* Start *

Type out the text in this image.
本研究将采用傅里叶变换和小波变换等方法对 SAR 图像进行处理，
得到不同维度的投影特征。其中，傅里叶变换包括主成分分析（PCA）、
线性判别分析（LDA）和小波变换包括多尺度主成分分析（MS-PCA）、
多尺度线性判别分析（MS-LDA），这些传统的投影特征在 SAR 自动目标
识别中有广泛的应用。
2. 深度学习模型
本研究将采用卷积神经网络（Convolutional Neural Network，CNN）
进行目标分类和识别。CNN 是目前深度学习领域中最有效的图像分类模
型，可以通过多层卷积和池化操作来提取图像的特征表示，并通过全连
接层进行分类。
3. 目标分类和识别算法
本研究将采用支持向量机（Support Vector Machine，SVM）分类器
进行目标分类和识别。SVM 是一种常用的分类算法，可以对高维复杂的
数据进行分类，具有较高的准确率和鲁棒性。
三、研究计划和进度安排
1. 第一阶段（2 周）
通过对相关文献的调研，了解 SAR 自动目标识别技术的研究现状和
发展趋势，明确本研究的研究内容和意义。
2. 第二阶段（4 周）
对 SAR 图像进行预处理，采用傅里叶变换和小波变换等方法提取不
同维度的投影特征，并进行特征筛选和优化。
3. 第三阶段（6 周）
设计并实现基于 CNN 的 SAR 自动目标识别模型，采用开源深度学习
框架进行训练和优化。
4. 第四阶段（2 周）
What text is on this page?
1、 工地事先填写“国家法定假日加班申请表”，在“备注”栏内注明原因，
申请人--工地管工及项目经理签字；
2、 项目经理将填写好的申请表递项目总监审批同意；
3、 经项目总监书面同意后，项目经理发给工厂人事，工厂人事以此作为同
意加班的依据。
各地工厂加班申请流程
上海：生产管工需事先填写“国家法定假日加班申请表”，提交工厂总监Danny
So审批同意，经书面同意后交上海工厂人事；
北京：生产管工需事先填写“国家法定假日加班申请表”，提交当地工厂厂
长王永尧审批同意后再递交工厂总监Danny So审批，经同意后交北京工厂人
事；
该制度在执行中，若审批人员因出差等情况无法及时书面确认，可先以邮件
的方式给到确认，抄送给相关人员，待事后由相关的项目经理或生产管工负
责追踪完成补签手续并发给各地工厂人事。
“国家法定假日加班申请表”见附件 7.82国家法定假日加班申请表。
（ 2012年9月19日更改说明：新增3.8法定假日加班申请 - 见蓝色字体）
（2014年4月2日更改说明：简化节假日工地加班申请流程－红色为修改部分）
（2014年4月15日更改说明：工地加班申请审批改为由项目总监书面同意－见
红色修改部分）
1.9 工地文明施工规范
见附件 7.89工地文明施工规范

* End *

EXERCISE GOAL:
Locate "What text is on this page?" in the material, then quote the line that contains it and all lines after it through the final one.

SOLUTION BELOW:
What text is on this page?
1、 工地事先填写“国家法定假日加班申请表”，在“备注”栏内注明原因，
申请人--工地管工及项目经理签字；
2、 项目经理将填写好的申请表递项目总监审批同意；
3、 经项目总监书面同意后，项目经理发给工厂人事，工厂人事以此作为同
意加班的依据。
各地工厂加班申请流程
上海：生产管工需事先填写“国家法定假日加班申请表”，提交工厂总监Danny
So审批同意，经书面同意后交上海工厂人事；
北京：生产管工需事先填写“国家法定假日加班申请表”，提交当地工厂厂
长王永尧审批同意后再递交工厂总监Danny So审批，经同意后交北京工厂人
事；
该制度在执行中，若审批人员因出差等情况无法及时书面确认，可先以邮件
的方式给到确认，抄送给相关人员，待事后由相关的项目经理或生产管工负
责追踪完成补签手续并发给各地工厂人事。
“国家法定假日加班申请表”见附件 7.82国家法定假日加班申请表。
（ 2012年9月19日更改说明：新增3.8法定假日加班申请 - 见蓝色字体）
（2014年4月2日更改说明：简化节假日工地加班申请流程－红色为修改部分）
（2014年4月15日更改说明：工地加班申请审批改为由项目总监书面同意－见
红色修改部分）
1.9 工地文明施工规范
见附件 7.89工地文明施工规范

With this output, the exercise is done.